## Exercise objective
Repeat the rows word for word, beginning at the line that contains "x-tick-label: 18/01/2011 bbox=[740, 454, 758, 534]" and stopping after the line that contains "y-axis-title: [µg/l] bbox=[8, 230, 26, 270]".

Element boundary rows
— START —
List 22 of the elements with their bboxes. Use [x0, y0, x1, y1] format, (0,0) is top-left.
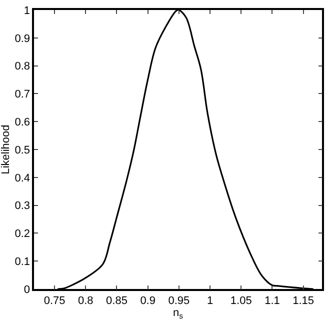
- y-tick-label: 0.3: [14, 200, 30, 212]
- y-tick-label: 0.4: [14, 172, 30, 184]
- x-axis-title: n$_{s}$: [173, 306, 184, 320]
- x-tick-label: 0.75: [44, 294, 66, 307]
- x-tick-label: 1: [206, 294, 214, 307]
- y-axis-title: Likelihood: [0, 124, 12, 174]
- x-tick-label: 0.85: [106, 294, 128, 307]
- x-tick-label: 0.8: [78, 294, 94, 307]
- x-tick-label: 0.9: [140, 294, 156, 307]
- x-tick-label: 1.1: [264, 294, 280, 307]
- y-tick-label: 0.6: [14, 116, 30, 128]
- y-tick-label: 0.9: [14, 32, 30, 45]
- y-tick-label: 0.8: [14, 60, 30, 73]
- x-tick-label: 1.15: [292, 294, 314, 307]
- x-tick-label: 0.95: [168, 294, 190, 307]
- y-tick-label: 1: [24, 4, 30, 17]
- y-tick-label: 0.2: [14, 228, 30, 240]
- y-tick-label: 0: [24, 284, 30, 296]
- y-tick-label: 0.7: [14, 88, 30, 101]
- y-tick-label: 0.5: [14, 144, 30, 156]
- x-tick-label: 1.05: [230, 294, 252, 307]
- y-tick-label: 0.1: [14, 256, 30, 268]
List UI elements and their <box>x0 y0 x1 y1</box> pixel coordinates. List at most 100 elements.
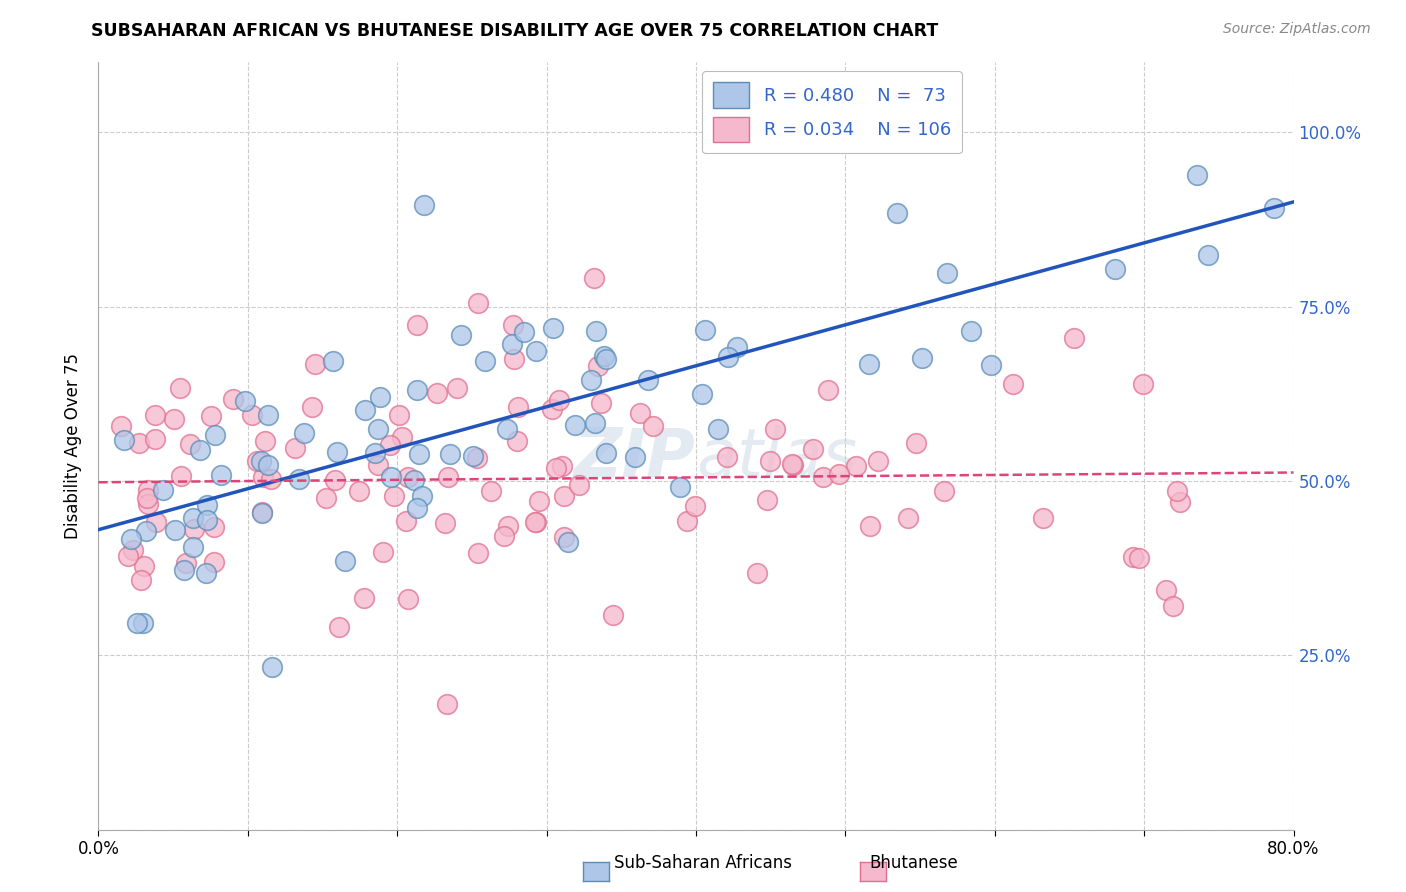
Text: atlas: atlas <box>696 425 858 491</box>
Point <box>145 515 167 529</box>
Point <box>585 324 607 338</box>
Point <box>408 447 430 461</box>
Point <box>253 434 276 448</box>
Point <box>246 454 269 468</box>
Point <box>692 387 714 401</box>
Point <box>165 523 187 537</box>
Point <box>1032 511 1054 525</box>
Point <box>980 358 1002 372</box>
Point <box>120 532 142 546</box>
Point <box>195 499 218 513</box>
Point <box>250 506 273 520</box>
Point <box>717 350 740 364</box>
Point <box>503 352 526 367</box>
Point <box>465 450 488 465</box>
Point <box>257 458 280 473</box>
Point <box>630 406 652 420</box>
Point <box>523 516 546 530</box>
Point <box>1185 168 1208 182</box>
Y-axis label: Disability Age Over 75: Disability Age Over 75 <box>65 353 83 539</box>
Point <box>1197 248 1219 262</box>
Point <box>557 535 579 549</box>
Point <box>404 473 426 487</box>
Point <box>551 459 574 474</box>
Point <box>288 472 311 486</box>
Point <box>135 491 157 505</box>
Point <box>396 469 419 483</box>
Point <box>162 411 184 425</box>
Point <box>233 393 256 408</box>
Point <box>911 351 934 365</box>
Point <box>136 497 159 511</box>
Point <box>845 458 868 473</box>
Point <box>433 516 456 530</box>
Point <box>152 483 174 497</box>
Point <box>932 484 955 499</box>
Text: ZIP: ZIP <box>574 425 696 491</box>
Point <box>780 457 803 471</box>
Point <box>595 351 617 366</box>
Point <box>1263 201 1285 215</box>
Point <box>260 660 283 674</box>
Point <box>1168 495 1191 509</box>
Point <box>202 555 225 569</box>
Point <box>496 422 519 436</box>
Point <box>1161 599 1184 613</box>
Point <box>169 381 191 395</box>
Point <box>125 616 148 631</box>
Point <box>328 619 350 633</box>
Point <box>371 545 394 559</box>
Point <box>284 441 307 455</box>
Point <box>135 524 157 539</box>
Point <box>641 418 664 433</box>
Point <box>467 546 489 560</box>
Point <box>716 450 738 464</box>
Point <box>637 373 659 387</box>
Point <box>436 697 458 711</box>
Point <box>413 198 436 212</box>
Point <box>676 515 699 529</box>
Point <box>333 554 356 568</box>
Point <box>183 522 205 536</box>
Point <box>935 266 957 280</box>
Point <box>181 541 204 555</box>
Point <box>595 446 617 460</box>
Point <box>745 566 768 580</box>
Point <box>1128 551 1150 566</box>
Point <box>387 408 409 422</box>
Point <box>759 454 782 468</box>
Point <box>411 489 433 503</box>
Point <box>181 511 204 525</box>
Point <box>112 434 135 448</box>
Point <box>132 559 155 574</box>
Point <box>886 206 908 220</box>
Point <box>543 321 565 335</box>
Point <box>1063 331 1085 345</box>
Point <box>756 492 779 507</box>
Point <box>502 318 524 332</box>
Point <box>366 422 388 436</box>
Point <box>827 467 849 481</box>
Point <box>250 505 273 519</box>
Point <box>292 425 315 440</box>
Point <box>450 327 472 342</box>
Point <box>204 427 226 442</box>
Point <box>260 472 283 486</box>
Point <box>325 473 347 487</box>
Point <box>508 401 530 415</box>
Point <box>1166 483 1188 498</box>
Point <box>474 354 496 368</box>
Point <box>136 483 159 498</box>
Point <box>527 493 550 508</box>
Point <box>553 530 575 544</box>
Point <box>363 445 385 459</box>
Point <box>564 417 586 432</box>
Point <box>406 383 429 397</box>
Point <box>143 432 166 446</box>
Point <box>176 556 198 570</box>
Point <box>252 470 274 484</box>
Point <box>695 323 717 337</box>
Point <box>623 450 645 465</box>
Point <box>354 402 377 417</box>
Point <box>858 357 880 371</box>
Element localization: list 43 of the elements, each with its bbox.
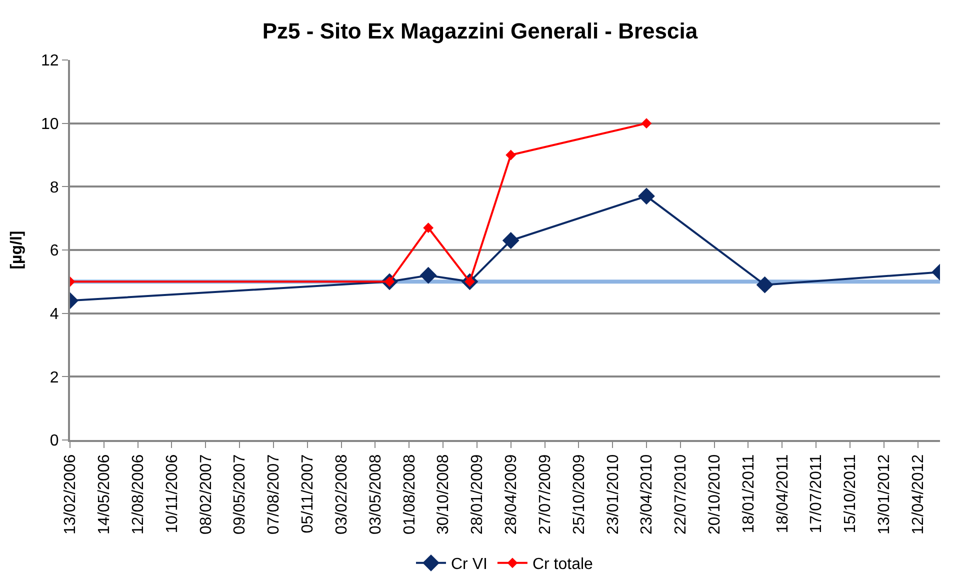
x-tick-label: 18/01/2011 bbox=[740, 454, 758, 534]
x-tick-label: 14/05/2006 bbox=[96, 454, 114, 534]
x-tick-label: 25/10/2009 bbox=[570, 454, 588, 534]
x-tick-label: 01/08/2008 bbox=[401, 454, 418, 534]
y-tick-label: 10 bbox=[41, 116, 59, 133]
y-tick-label: 4 bbox=[50, 306, 59, 323]
x-tick-label: 07/08/2007 bbox=[266, 454, 283, 534]
x-tick-label: 12/08/2006 bbox=[130, 454, 148, 534]
x-tick-label: 20/10/2010 bbox=[706, 454, 724, 534]
y-tick-label: 8 bbox=[50, 179, 59, 196]
x-tick-label: 13/01/2012 bbox=[876, 454, 894, 534]
y-tick-label: 0 bbox=[50, 432, 59, 450]
y-tick-label: 6 bbox=[50, 242, 59, 260]
x-tick-label: 09/05/2007 bbox=[232, 454, 249, 534]
point bbox=[506, 150, 516, 160]
x-tick-label: 18/04/2011 bbox=[774, 454, 792, 534]
x-tick-label: 27/07/2009 bbox=[536, 454, 554, 534]
x-tick-label: 28/01/2009 bbox=[469, 454, 486, 534]
x-tick-label: 22/07/2010 bbox=[672, 454, 690, 534]
y-tick-label: 12 bbox=[41, 52, 59, 70]
x-tick-label: 13/02/2006 bbox=[62, 454, 80, 534]
point bbox=[423, 222, 434, 234]
x-tick-label: 28/04/2009 bbox=[503, 454, 520, 534]
x-tick-label: 05/11/2007 bbox=[300, 454, 317, 534]
point bbox=[641, 118, 652, 129]
x-tick-label: 12/04/2012 bbox=[910, 454, 927, 534]
x-tick-label: 15/10/2011 bbox=[842, 454, 860, 534]
legend-label: Cr VI bbox=[451, 556, 488, 574]
x-tick-label: 03/02/2008 bbox=[333, 454, 350, 534]
x-tick-label: 08/02/2007 bbox=[198, 454, 215, 534]
point bbox=[638, 188, 655, 205]
y-axis-title: [µg/l] bbox=[8, 230, 26, 270]
point bbox=[420, 266, 437, 284]
x-tick-label: 17/07/2011 bbox=[808, 454, 826, 534]
legend-label: Cr totale bbox=[532, 556, 594, 574]
x-tick-label: 23/01/2010 bbox=[604, 454, 622, 534]
x-tick-label: 03/05/2008 bbox=[367, 454, 384, 534]
point bbox=[502, 232, 520, 249]
y-tick-label: 2 bbox=[50, 369, 59, 386]
x-tick-label: 10/11/2006 bbox=[164, 454, 181, 534]
chart-title: Pz5 - Sito Ex Magazzini Generali - Brescia bbox=[262, 18, 698, 44]
x-tick-label: 23/04/2010 bbox=[638, 454, 656, 534]
x-tick-label: 30/10/2008 bbox=[435, 454, 452, 534]
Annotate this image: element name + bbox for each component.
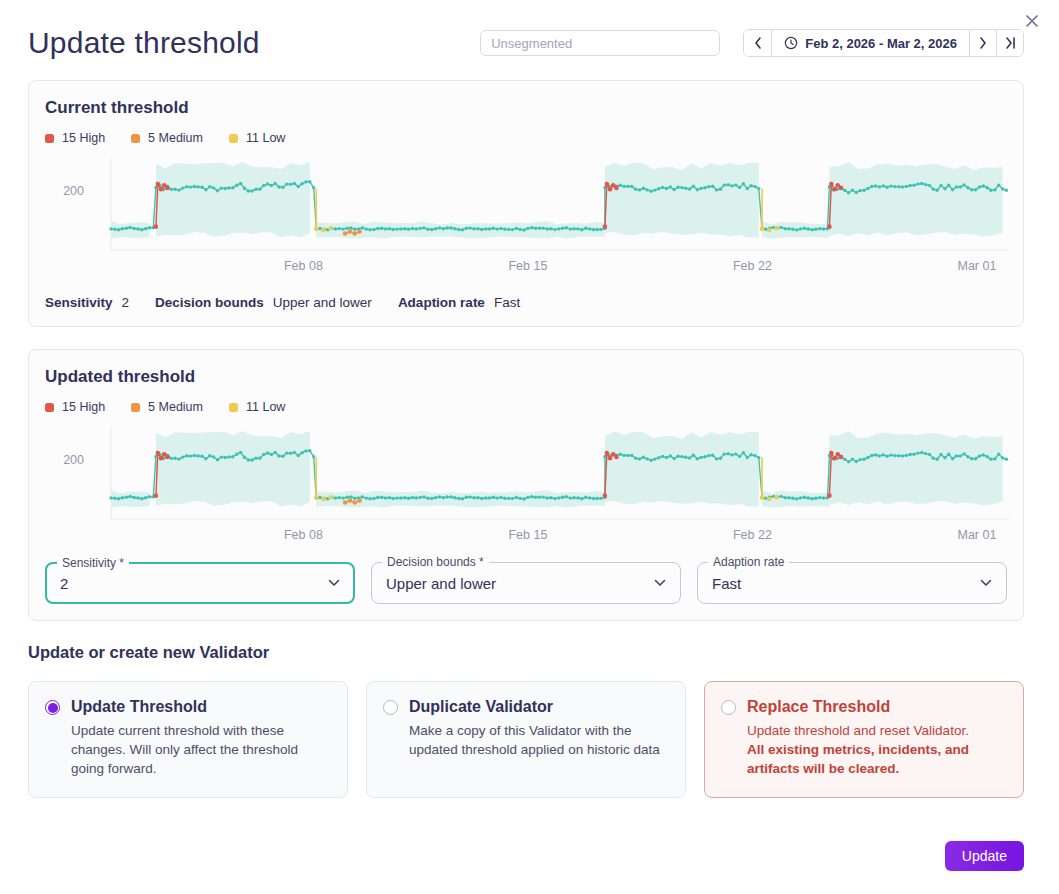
— END —
## Response below
x-tick-label: 18/01/2011 bbox=[740, 454, 758, 534]
x-tick-label: 14/05/2006 bbox=[96, 454, 114, 534]
x-tick-label: 25/10/2009 bbox=[570, 454, 588, 534]
x-tick-label: 01/08/2008 bbox=[401, 454, 418, 534]
y-tick-label: 10 bbox=[41, 116, 59, 133]
y-tick-label: 4 bbox=[50, 306, 59, 323]
x-tick-label: 07/08/2007 bbox=[266, 454, 283, 534]
x-tick-label: 12/08/2006 bbox=[130, 454, 148, 534]
x-tick-label: 20/10/2010 bbox=[706, 454, 724, 534]
y-tick-label: 8 bbox=[50, 179, 59, 196]
x-tick-label: 13/01/2012 bbox=[876, 454, 894, 534]
y-tick-label: 0 bbox=[50, 432, 59, 450]
y-tick-label: 6 bbox=[50, 242, 59, 260]
x-tick-label: 09/05/2007 bbox=[232, 454, 249, 534]
point bbox=[506, 150, 516, 160]
x-tick-label: 18/04/2011 bbox=[774, 454, 792, 534]
x-tick-label: 27/07/2009 bbox=[536, 454, 554, 534]
x-tick-label: 28/01/2009 bbox=[469, 454, 486, 534]
x-tick-label: 22/07/2010 bbox=[672, 454, 690, 534]
y-tick-label: 12 bbox=[41, 52, 59, 70]
x-tick-label: 13/02/2006 bbox=[62, 454, 80, 534]
point bbox=[423, 222, 434, 234]
x-tick-label: 28/04/2009 bbox=[503, 454, 520, 534]
x-tick-label: 05/11/2007 bbox=[300, 454, 317, 534]
point bbox=[641, 118, 652, 129]
x-tick-label: 12/04/2012 bbox=[910, 454, 927, 534]
x-tick-label: 15/10/2011 bbox=[842, 454, 860, 534]
legend-label: Cr VI bbox=[451, 556, 488, 574]
x-tick-label: 03/02/2008 bbox=[333, 454, 350, 534]
x-tick-label: 08/02/2007 bbox=[198, 454, 215, 534]
point bbox=[638, 188, 655, 205]
y-axis-title: [µg/l] bbox=[8, 230, 26, 270]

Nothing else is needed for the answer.